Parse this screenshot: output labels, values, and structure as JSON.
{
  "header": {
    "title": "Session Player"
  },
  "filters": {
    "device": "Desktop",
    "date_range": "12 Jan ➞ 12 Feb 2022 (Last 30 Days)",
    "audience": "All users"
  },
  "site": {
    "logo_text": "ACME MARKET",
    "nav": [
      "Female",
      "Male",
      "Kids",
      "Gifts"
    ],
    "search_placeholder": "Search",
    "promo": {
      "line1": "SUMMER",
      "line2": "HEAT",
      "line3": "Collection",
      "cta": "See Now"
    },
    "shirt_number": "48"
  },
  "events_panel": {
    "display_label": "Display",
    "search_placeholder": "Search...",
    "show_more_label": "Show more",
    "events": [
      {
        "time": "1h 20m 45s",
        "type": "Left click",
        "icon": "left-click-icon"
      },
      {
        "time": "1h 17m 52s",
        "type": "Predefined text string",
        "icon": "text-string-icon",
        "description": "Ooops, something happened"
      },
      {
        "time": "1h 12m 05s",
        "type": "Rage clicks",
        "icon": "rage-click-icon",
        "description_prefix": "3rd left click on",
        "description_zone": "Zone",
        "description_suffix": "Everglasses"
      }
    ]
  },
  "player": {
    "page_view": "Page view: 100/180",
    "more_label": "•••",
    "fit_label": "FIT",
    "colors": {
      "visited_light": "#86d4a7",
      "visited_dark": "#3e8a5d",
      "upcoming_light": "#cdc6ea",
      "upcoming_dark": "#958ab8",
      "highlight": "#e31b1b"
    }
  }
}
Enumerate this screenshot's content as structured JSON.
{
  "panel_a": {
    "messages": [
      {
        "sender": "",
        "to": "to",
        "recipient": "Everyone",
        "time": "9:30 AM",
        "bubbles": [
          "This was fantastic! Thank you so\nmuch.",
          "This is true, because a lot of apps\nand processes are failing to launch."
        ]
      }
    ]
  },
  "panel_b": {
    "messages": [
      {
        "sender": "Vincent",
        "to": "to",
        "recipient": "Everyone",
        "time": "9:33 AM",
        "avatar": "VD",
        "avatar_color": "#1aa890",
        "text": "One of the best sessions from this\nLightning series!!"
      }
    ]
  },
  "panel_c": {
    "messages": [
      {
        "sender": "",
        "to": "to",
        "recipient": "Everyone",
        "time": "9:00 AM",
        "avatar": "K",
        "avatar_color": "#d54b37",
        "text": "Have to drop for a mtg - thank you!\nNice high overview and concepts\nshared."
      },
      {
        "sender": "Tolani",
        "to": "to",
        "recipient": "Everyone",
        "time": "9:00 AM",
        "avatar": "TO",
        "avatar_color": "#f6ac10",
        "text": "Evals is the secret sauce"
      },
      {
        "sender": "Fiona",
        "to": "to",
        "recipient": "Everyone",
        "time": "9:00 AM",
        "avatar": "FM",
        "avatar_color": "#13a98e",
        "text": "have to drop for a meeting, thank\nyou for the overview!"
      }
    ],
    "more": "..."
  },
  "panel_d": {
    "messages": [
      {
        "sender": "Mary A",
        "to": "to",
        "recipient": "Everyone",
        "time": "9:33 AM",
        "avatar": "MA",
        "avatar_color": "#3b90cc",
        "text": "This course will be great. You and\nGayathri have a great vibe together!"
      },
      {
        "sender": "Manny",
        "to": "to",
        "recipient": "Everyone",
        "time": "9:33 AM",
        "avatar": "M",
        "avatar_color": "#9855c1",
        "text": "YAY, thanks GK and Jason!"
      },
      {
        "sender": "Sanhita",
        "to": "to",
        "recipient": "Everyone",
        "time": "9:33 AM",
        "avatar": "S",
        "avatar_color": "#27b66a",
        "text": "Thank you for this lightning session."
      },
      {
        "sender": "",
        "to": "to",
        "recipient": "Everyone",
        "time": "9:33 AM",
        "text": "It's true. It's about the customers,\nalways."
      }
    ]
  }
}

__WHAT TO PRODUCE__: From the data, collect all lines where the string "true" appears.

__WORKED ANSWER__:
          "This is true, because a lot of apps\nand processes are failing to launch."
        "text": "It's true. It's about the customers,\nalways."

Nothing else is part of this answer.